====== Material ======

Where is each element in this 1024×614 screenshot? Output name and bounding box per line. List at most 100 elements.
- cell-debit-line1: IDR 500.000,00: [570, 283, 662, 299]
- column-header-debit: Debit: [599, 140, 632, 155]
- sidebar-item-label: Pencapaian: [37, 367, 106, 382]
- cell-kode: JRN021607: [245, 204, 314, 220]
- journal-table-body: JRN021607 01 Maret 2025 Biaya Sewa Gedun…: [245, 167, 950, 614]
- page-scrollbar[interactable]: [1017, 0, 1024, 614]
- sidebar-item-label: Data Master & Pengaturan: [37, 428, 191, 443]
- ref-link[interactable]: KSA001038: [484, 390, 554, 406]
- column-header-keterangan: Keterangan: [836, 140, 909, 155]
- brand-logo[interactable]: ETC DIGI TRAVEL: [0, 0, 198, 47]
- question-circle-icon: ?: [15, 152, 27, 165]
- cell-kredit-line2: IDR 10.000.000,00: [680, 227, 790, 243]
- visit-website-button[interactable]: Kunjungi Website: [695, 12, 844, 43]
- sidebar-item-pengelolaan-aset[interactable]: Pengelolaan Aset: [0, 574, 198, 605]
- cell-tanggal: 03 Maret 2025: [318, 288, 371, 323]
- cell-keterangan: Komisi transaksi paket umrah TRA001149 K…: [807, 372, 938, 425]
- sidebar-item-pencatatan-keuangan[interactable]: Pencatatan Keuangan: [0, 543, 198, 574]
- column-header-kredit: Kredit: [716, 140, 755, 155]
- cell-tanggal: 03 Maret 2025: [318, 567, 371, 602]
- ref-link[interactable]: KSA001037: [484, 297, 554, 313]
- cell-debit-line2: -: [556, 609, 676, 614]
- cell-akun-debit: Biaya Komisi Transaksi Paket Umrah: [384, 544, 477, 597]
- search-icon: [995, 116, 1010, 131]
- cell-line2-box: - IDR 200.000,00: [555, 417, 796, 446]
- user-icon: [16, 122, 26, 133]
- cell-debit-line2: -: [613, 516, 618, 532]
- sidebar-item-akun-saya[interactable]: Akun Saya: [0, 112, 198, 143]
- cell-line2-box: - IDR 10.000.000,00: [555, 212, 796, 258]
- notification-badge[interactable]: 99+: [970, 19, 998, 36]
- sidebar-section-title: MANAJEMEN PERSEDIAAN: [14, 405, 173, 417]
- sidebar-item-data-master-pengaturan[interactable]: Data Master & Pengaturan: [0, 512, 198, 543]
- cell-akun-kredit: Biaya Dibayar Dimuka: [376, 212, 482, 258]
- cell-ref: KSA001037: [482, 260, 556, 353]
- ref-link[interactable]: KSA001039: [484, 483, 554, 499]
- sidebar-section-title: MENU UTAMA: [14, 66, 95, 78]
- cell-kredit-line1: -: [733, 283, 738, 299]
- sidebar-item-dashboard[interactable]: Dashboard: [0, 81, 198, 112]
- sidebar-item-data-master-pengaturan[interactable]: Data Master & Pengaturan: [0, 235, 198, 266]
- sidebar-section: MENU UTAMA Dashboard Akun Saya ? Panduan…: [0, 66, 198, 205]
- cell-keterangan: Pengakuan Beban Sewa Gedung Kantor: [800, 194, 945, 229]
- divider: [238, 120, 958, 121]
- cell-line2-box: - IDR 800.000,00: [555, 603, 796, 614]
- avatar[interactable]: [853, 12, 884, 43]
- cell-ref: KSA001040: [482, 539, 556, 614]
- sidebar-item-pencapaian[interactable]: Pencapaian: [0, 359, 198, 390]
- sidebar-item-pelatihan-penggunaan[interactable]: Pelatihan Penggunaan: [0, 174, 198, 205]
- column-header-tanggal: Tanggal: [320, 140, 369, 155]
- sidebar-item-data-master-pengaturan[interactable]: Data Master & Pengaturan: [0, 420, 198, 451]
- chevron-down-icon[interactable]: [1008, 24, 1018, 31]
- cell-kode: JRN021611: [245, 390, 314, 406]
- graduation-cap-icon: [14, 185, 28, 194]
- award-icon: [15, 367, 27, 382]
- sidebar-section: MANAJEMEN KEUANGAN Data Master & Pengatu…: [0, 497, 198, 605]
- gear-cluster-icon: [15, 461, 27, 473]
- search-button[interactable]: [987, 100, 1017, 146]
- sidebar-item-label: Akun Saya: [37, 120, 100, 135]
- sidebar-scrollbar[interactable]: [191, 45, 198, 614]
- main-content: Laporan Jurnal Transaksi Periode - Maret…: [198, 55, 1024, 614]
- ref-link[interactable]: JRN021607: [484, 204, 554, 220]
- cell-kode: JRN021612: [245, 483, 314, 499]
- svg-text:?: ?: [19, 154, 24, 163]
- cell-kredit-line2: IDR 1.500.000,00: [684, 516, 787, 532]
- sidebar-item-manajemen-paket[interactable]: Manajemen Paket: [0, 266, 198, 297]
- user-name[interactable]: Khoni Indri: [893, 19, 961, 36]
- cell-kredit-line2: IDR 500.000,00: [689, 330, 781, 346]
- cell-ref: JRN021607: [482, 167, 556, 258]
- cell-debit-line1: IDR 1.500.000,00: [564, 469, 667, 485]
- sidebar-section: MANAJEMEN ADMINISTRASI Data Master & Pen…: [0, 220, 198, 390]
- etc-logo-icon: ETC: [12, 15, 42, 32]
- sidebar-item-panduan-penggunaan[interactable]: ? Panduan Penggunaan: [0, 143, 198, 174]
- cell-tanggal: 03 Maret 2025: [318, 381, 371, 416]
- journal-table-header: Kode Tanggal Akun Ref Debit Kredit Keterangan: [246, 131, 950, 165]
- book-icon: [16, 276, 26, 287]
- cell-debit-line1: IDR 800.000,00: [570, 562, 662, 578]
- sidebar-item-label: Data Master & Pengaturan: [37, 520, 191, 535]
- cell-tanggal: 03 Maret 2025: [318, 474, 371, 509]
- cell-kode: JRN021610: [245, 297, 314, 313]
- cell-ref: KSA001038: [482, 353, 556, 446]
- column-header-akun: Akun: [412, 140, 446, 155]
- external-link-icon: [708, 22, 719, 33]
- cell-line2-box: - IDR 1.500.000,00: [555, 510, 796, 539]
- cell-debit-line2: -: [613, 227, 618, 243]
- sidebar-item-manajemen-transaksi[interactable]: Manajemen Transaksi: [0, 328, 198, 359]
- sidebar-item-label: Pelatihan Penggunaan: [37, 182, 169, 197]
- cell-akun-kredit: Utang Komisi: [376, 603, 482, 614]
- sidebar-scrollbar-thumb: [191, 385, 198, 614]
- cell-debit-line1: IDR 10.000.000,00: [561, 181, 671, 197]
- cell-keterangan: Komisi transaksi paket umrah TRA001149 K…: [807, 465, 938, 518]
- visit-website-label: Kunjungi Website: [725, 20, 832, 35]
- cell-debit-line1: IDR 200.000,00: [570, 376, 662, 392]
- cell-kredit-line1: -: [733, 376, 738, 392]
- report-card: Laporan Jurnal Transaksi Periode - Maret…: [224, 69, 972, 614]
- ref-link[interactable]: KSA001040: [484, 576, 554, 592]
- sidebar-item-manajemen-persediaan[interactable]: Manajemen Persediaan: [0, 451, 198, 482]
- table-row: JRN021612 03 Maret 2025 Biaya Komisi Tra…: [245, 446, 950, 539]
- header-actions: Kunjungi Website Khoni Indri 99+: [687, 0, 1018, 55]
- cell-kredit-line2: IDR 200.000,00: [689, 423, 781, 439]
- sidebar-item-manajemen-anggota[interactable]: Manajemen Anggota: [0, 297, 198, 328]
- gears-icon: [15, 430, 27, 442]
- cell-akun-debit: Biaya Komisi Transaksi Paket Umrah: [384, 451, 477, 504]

======

Exercise details >>
Rewrite the lines above as a Markdown table with two columns, "No." for the row number and "Line" for the line itself, skipping any blank lines.

Written response >>
| No. | Line |
|---|---|
| 1 | Where is each element in this 1024×614 screenshot? Output name and bounding box per line. List at most 100 elements. |
| 2 | - cell-debit-line1: IDR 500.000,00: [570, 283, 662, 299] |
| 3 | - column-header-debit: Debit: [599, 140, 632, 155] |
| 4 | - sidebar-item-label: Pencapaian: [37, 367, 106, 382] |
| 5 | - cell-kode: JRN021607: [245, 204, 314, 220] |
| 6 | - journal-table-body: JRN021607 01 Maret 2025 Biaya Sewa Gedun…: [245, 167, 950, 614] |
| 7 | - page-scrollbar[interactable]: [1017, 0, 1024, 614] |
| 8 | - sidebar-item-label: Data Master & Pengaturan: [37, 428, 191, 443] |
| 9 | - ref-link[interactable]: KSA001038: [484, 390, 554, 406] |
| 10 | - column-header-keterangan: Keterangan: [836, 140, 909, 155] |
| 11 | - brand-logo[interactable]: ETC DIGI TRAVEL: [0, 0, 198, 47] |
| 12 | - question-circle-icon: ?: [15, 152, 27, 165] |
| 13 | - cell-kredit-line2: IDR 10.000.000,00: [680, 227, 790, 243] |
| 14 | - visit-website-button[interactable]: Kunjungi Website: [695, 12, 844, 43] |
| 15 | - sidebar-item-pengelolaan-aset[interactable]: Pengelolaan Aset: [0, 574, 198, 605] |
| 16 | - cell-tanggal: 03 Maret 2025: [318, 288, 371, 323] |
| 17 | - cell-keterangan: Komisi transaksi paket umrah TRA001149 K…: [807, 372, 938, 425] |
| 18 | - sidebar-item-pencatatan-keuangan[interactable]: Pencatatan Keuangan: [0, 543, 198, 574] |
| 19 | - column-header-kredit: Kredit: [716, 140, 755, 155] |
| 20 | - cell-tanggal: 03 Maret 2025: [318, 567, 371, 602] |
| 21 | - ref-link[interactable]: KSA001037: [484, 297, 554, 313] |
| 22 | - cell-debit-line2: -: [556, 609, 676, 614] |
| 23 | - cell-akun-debit: Biaya Komisi Transaksi Paket Umrah: [384, 544, 477, 597] |
| 24 | - search-icon: [995, 116, 1010, 131] |
| 25 | - cell-line2-box: - IDR 200.000,00: [555, 417, 796, 446] |
| 26 | - user-icon: [16, 122, 26, 133] |
| 27 | - cell-debit-line2: -: [613, 516, 618, 532] |
| 28 | - sidebar-item-akun-saya[interactable]: Akun Saya: [0, 112, 198, 143] |
| 29 | - cell-line2-box: - IDR 10.000.000,00: [555, 212, 796, 258] |
| 30 | - notification-badge[interactable]: 99+: [970, 19, 998, 36] |
| 31 | - sidebar-section-title: MANAJEMEN PERSEDIAAN: [14, 405, 173, 417] |
| 32 | - sidebar-item-data-master-pengaturan[interactable]: Data Master & Pengaturan: [0, 512, 198, 543] |
| 33 | - cell-akun-kredit: Biaya Dibayar Dimuka: [376, 212, 482, 258] |
| 34 | - cell-ref: KSA001037: [482, 260, 556, 353] |
| 35 | - ref-link[interactable]: KSA001039: [484, 483, 554, 499] |
| 36 | - sidebar-section-title: MENU UTAMA: [14, 66, 95, 78] |
| 37 | - cell-kredit-line1: -: [733, 283, 738, 299] |
| 38 | - sidebar-item-dashboard[interactable]: Dashboard: [0, 81, 198, 112] |
| 39 | - sidebar-item-data-master-pengaturan[interactable]: Data Master & Pengaturan: [0, 235, 198, 266] |
| 40 | - sidebar-section: MENU UTAMA Dashboard Akun Saya ? Panduan…: [0, 66, 198, 205] |
| 41 | - cell-keterangan: Pengakuan Beban Sewa Gedung Kantor: [800, 194, 945, 229] |
| 42 | - divider: [238, 120, 958, 121] |
| 43 | - cell-line2-box: - IDR 800.000,00: [555, 603, 796, 614] |
| 44 | - avatar[interactable]: [853, 12, 884, 43] |
| 45 | - cell-ref: KSA001040: [482, 539, 556, 614] |
| 46 | - sidebar-item-pencapaian[interactable]: Pencapaian: [0, 359, 198, 390] |
| 47 | - sidebar-item-pelatihan-penggunaan[interactable]: Pelatihan Penggunaan: [0, 174, 198, 205] |
| 48 | - column-header-tanggal: Tanggal: [320, 140, 369, 155] |
| 49 | - sidebar-item-data-master-pengaturan[interactable]: Data Master & Pengaturan: [0, 420, 198, 451] |
| 50 | - chevron-down-icon[interactable]: [1008, 24, 1018, 31] |
| 51 | - cell-kode: JRN021611: [245, 390, 314, 406] |
| 52 | - graduation-cap-icon: [14, 185, 28, 194] |
| 53 | - award-icon: [15, 367, 27, 382] |
| 54 | - sidebar-section: MANAJEMEN KEUANGAN Data Master & Pengatu…: [0, 497, 198, 605] |
| 55 | - gear-cluster-icon: [15, 461, 27, 473] |
| 56 | - search-button[interactable]: [987, 100, 1017, 146] |
| 57 | - sidebar-item-label: Akun Saya: [37, 120, 100, 135] |
| 58 | - sidebar-scrollbar[interactable]: [191, 45, 198, 614] |
| 59 | - main-content: Laporan Jurnal Transaksi Periode - Maret…: [198, 55, 1024, 614] |
| 60 | - ref-link[interactable]: JRN021607: [484, 204, 554, 220] |
| 61 | - cell-kode: JRN021612: [245, 483, 314, 499] |
| 62 | - svg-text:?: ?: [19, 154, 24, 163] |
| 63 | - cell-kredit-line2: IDR 1.500.000,00: [684, 516, 787, 532] |
| 64 | - sidebar-item-manajemen-paket[interactable]: Manajemen Paket: [0, 266, 198, 297] |
| 65 | - user-name[interactable]: Khoni Indri: [893, 19, 961, 36] |
| 66 | - cell-kredit-line2: IDR 500.000,00: [689, 330, 781, 346] |
| 67 | - cell-ref: JRN021607: [482, 167, 556, 258] |
| 68 | - cell-debit-line1: IDR 1.500.000,00: [564, 469, 667, 485] |
| 69 | - sidebar-section: MANAJEMEN ADMINISTRASI Data Master & Pen…: [0, 220, 198, 390] |
| 70 | - etc-logo-icon: ETC: [12, 15, 42, 32] |
| 71 | - sidebar-item-panduan-penggunaan[interactable]: ? Panduan Penggunaan: [0, 143, 198, 174] |
| 72 | - cell-tanggal: 03 Maret 2025: [318, 381, 371, 416] |
| 73 | - journal-table-header: Kode Tanggal Akun Ref Debit Kredit Keterangan: [246, 131, 950, 165] |
| 74 | - book-icon: [16, 276, 26, 287] |
| 75 | - cell-debit-line1: IDR 800.000,00: [570, 562, 662, 578] |
| 76 | - sidebar-item-label: Data Master & Pengaturan: [37, 520, 191, 535] |
| 77 | - cell-tanggal: 03 Maret 2025: [318, 474, 371, 509] |
| 78 | - cell-kode: JRN021610: [245, 297, 314, 313] |
| 79 | - cell-ref: KSA001038: [482, 353, 556, 446] |
| 80 | - column-header-akun: Akun: [412, 140, 446, 155] |
| 81 | - external-link-icon: [708, 22, 719, 33] |
| 82 | - cell-line2-box: - IDR 1.500.000,00: [555, 510, 796, 539] |
| 83 | - cell-debit-line2: -: [613, 227, 618, 243] |
| 84 | - sidebar-item-manajemen-transaksi[interactable]: Manajemen Transaksi: [0, 328, 198, 359] |
| 85 | - sidebar-item-label: Pelatihan Penggunaan: [37, 182, 169, 197] |
| 86 | - cell-akun-kredit: Utang Komisi: [376, 603, 482, 614] |
| 87 | - sidebar-scrollbar-thumb: [191, 385, 198, 614] |
| 88 | - cell-debit-line1: IDR 10.000.000,00: [561, 181, 671, 197] |
| 89 | - cell-keterangan: Komisi transaksi paket umrah TRA001149 K…: [807, 465, 938, 518] |
| 90 | - visit-website-label: Kunjungi Website: [725, 20, 832, 35] |
| 91 | - cell-debit-line1: IDR 200.000,00: [570, 376, 662, 392] |
| 92 | - cell-kredit-line1: -: [733, 376, 738, 392] |
| 93 | - report-card: Laporan Jurnal Transaksi Periode - Maret…: [224, 69, 972, 614] |
| 94 | - ref-link[interactable]: KSA001040: [484, 576, 554, 592] |
| 95 | - sidebar-item-manajemen-persediaan[interactable]: Manajemen Persediaan: [0, 451, 198, 482] |
| 96 | - table-row: JRN021612 03 Maret 2025 Biaya Komisi Tra…: [245, 446, 950, 539] |
| 97 | - header-actions: Kunjungi Website Khoni Indri 99+: [687, 0, 1018, 55] |
| 98 | - cell-kredit-line2: IDR 200.000,00: [689, 423, 781, 439] |
| 99 | - sidebar-item-manajemen-anggota[interactable]: Manajemen Anggota: [0, 297, 198, 328] |
| 100 | - gears-icon: [15, 430, 27, 442] |
| 101 | - cell-akun-debit: Biaya Komisi Transaksi Paket Umrah: [384, 451, 477, 504] |